RECORDS —
━━━━━━━━━━━━━━━━━━━━

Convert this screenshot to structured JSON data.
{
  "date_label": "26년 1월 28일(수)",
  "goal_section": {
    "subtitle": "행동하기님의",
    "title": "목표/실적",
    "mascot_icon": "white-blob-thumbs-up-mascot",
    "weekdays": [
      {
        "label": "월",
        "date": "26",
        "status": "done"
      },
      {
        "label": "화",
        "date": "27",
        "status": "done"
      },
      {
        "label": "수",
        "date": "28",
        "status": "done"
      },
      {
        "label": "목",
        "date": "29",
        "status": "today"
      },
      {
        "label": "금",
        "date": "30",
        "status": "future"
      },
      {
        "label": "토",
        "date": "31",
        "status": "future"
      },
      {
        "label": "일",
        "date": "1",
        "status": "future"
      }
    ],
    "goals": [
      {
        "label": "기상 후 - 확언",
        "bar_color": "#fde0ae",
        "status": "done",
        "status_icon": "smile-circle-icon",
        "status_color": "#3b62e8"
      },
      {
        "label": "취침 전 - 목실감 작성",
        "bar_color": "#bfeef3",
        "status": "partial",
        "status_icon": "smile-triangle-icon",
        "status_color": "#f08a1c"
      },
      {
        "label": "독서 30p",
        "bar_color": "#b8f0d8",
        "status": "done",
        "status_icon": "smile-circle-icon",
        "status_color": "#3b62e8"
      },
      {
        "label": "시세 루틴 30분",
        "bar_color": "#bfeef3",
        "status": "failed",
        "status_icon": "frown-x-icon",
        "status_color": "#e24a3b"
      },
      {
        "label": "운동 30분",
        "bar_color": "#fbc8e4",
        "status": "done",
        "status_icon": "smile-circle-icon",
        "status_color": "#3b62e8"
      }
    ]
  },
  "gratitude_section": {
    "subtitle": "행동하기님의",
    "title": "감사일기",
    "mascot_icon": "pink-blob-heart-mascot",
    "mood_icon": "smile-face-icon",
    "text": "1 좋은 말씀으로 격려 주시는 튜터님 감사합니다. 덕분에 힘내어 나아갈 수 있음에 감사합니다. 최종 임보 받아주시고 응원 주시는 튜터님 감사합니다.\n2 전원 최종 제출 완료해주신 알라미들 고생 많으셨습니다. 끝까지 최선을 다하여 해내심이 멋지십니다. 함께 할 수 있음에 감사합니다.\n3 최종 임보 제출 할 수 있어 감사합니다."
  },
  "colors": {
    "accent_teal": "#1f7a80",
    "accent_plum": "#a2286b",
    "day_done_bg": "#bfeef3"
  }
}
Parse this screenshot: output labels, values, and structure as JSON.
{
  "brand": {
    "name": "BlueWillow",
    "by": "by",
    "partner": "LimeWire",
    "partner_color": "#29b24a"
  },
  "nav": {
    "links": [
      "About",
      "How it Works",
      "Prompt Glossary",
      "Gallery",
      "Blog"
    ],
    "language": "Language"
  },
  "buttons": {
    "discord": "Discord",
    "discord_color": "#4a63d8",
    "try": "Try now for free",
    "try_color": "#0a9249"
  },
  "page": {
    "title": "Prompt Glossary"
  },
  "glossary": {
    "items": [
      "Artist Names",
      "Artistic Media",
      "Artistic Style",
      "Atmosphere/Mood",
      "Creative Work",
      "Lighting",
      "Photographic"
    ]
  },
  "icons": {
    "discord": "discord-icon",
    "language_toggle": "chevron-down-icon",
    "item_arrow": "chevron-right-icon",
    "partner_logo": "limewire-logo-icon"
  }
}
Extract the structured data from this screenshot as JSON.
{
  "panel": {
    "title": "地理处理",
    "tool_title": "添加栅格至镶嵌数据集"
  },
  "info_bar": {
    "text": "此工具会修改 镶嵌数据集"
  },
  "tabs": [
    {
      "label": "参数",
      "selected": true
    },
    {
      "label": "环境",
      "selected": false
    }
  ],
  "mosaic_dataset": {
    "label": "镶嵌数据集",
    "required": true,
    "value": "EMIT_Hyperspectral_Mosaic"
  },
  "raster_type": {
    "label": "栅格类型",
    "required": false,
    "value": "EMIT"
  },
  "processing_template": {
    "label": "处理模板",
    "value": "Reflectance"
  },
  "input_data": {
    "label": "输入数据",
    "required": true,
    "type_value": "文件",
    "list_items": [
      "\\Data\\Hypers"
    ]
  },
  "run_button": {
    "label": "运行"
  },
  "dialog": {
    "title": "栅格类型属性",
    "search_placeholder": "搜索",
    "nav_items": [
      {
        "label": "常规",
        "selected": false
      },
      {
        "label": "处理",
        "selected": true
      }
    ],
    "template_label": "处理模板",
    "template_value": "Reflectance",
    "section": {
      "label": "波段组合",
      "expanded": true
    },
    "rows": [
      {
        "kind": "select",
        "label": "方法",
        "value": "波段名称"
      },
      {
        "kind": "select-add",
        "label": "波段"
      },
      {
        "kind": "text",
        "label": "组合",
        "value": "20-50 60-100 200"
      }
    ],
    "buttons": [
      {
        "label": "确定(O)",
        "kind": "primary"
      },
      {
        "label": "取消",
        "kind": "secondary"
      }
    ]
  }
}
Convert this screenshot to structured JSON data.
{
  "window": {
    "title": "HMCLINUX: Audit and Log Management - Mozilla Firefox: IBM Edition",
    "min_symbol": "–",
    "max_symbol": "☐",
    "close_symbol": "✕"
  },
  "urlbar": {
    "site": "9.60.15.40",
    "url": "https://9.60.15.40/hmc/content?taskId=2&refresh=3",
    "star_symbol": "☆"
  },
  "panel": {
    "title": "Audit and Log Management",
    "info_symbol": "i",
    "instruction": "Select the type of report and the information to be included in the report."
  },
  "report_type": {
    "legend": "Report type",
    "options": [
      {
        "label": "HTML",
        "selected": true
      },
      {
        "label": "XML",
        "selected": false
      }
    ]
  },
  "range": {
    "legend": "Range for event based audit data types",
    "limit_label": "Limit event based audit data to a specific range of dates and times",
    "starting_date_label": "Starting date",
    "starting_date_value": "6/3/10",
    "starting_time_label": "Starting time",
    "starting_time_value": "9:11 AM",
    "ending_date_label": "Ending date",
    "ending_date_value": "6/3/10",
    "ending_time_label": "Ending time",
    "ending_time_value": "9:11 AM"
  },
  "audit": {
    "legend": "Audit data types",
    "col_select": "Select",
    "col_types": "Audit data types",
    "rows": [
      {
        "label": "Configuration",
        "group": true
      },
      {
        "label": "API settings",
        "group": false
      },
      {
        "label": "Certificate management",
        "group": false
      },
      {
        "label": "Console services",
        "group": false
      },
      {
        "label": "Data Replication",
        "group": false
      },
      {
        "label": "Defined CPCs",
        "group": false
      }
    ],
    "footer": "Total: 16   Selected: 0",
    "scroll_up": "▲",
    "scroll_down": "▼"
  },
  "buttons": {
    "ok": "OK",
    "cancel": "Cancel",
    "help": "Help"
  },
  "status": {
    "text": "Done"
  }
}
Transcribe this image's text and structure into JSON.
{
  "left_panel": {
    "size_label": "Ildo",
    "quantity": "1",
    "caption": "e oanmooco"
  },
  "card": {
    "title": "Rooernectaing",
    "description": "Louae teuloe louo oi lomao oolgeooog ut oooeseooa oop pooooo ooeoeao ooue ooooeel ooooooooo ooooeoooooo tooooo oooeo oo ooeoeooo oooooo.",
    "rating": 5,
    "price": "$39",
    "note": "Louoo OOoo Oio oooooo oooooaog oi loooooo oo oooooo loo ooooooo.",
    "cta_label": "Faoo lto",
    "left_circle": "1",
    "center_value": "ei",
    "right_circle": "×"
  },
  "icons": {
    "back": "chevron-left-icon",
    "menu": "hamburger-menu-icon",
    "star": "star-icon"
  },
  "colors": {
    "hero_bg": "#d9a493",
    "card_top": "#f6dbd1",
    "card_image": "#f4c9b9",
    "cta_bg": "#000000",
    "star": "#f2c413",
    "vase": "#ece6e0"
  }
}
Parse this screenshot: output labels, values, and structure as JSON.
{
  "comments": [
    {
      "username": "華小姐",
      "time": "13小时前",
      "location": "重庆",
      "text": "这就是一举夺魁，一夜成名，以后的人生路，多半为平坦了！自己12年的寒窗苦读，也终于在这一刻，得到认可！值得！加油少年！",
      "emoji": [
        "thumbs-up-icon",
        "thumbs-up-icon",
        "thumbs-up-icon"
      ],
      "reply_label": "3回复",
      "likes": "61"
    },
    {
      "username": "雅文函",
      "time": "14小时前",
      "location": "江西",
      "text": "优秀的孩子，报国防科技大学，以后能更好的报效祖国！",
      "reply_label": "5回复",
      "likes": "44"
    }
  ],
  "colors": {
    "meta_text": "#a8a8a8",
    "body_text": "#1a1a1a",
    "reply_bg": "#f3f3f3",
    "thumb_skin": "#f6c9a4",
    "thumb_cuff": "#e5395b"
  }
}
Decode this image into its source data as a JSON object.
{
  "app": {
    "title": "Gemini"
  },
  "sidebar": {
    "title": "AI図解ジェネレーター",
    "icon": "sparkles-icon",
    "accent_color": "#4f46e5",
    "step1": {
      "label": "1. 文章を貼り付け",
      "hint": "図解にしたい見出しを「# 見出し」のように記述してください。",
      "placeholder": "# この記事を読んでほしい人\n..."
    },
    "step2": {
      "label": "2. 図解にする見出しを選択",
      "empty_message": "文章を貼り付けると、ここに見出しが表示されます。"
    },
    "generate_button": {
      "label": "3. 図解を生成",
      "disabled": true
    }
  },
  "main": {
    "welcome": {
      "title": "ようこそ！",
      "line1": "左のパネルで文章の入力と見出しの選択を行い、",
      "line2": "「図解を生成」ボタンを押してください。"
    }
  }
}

━━━━━━━━━━━━━━━━━━━━

Gather every line from the entries above where the word "oooooo" appears, and copy them.

FINISHED TASK —
    "description": "Louae teuloe louo oi lomao oolgeooog ut oooeseooa oop pooooo ooeoeao ooue ooooeel ooooooooo ooooeoooooo tooooo oooeo oo ooeoeooo oooooo.",
    "note": "Louoo OOoo Oio oooooo oooooaog oi loooooo oo oooooo loo ooooooo.",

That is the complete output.